Go through the material and tally the lines containing the string "Ἁγίου". Give the total alone.

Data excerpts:

============================================================

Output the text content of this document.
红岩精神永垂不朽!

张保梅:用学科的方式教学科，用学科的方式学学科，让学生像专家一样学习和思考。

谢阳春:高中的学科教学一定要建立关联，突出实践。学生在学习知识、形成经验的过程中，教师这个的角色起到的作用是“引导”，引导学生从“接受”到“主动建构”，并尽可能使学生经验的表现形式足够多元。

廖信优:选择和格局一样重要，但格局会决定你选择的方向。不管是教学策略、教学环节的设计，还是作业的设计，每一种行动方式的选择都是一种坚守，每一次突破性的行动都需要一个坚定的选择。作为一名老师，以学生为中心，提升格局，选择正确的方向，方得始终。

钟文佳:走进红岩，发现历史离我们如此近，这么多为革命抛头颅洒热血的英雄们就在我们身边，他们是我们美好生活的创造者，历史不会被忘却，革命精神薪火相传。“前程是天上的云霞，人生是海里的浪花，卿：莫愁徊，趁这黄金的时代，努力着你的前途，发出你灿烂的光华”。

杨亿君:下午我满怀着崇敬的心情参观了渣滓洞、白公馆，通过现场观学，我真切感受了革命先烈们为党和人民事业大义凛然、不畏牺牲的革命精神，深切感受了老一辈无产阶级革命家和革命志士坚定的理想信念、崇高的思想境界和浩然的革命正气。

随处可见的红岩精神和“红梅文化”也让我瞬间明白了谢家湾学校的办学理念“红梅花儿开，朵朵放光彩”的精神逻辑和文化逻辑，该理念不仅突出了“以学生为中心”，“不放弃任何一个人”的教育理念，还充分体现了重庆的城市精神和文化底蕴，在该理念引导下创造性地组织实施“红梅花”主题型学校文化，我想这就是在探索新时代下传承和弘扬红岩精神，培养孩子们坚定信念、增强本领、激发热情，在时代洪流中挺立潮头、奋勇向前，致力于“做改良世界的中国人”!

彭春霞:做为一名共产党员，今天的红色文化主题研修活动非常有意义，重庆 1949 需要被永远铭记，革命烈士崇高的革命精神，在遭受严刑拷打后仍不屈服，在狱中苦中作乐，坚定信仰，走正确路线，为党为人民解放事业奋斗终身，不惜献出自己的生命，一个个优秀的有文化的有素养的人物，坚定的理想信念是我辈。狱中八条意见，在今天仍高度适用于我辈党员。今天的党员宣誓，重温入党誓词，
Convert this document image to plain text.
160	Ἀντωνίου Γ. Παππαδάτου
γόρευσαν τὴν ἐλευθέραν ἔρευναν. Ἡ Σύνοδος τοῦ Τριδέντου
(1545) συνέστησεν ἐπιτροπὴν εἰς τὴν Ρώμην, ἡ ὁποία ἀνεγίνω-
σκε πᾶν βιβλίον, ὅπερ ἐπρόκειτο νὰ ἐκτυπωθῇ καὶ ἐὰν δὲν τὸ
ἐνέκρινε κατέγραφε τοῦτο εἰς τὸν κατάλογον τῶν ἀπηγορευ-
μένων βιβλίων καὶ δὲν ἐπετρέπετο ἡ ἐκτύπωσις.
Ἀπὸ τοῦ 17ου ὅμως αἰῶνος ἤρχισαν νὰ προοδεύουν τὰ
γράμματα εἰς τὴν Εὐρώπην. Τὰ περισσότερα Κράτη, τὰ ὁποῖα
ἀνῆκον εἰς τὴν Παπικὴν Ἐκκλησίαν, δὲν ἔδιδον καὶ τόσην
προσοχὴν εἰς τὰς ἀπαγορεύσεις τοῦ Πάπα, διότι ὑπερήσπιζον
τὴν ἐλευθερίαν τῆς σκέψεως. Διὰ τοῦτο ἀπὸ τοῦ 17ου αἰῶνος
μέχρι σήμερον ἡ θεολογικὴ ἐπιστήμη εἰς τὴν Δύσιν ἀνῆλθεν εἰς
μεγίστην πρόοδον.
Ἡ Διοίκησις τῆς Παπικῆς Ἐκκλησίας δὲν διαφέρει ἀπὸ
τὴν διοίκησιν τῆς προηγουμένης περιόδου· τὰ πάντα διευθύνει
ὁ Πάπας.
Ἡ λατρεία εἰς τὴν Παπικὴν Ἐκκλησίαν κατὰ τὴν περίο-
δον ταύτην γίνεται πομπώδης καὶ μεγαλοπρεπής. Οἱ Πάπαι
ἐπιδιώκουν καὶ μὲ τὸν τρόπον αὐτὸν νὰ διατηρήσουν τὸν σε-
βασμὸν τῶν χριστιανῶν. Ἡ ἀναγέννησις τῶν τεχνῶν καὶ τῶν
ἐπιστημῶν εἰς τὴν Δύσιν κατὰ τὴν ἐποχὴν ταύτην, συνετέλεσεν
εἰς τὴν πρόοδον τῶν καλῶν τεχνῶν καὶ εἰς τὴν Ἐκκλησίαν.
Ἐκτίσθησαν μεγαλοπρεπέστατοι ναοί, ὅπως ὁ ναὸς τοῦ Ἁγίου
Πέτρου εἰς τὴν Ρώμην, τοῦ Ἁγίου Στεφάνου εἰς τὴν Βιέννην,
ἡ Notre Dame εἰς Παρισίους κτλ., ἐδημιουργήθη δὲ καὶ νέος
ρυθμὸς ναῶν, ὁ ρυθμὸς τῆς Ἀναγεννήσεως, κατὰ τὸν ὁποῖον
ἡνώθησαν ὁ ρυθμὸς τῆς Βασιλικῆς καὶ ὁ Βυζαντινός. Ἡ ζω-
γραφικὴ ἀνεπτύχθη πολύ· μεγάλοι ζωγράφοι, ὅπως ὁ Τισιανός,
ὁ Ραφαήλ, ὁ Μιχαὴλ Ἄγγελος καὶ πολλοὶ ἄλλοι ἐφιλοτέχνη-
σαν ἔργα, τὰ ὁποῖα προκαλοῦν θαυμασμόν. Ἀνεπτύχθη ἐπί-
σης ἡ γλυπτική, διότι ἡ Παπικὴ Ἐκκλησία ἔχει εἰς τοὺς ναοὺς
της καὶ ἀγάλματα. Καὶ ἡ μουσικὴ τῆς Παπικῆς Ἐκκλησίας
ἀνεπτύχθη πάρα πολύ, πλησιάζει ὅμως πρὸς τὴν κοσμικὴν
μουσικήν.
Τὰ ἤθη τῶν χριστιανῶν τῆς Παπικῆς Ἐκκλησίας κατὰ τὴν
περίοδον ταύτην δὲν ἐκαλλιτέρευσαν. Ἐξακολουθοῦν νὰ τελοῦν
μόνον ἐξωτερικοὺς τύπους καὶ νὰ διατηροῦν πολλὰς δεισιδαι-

============================================================

[Result of this exercise]: 2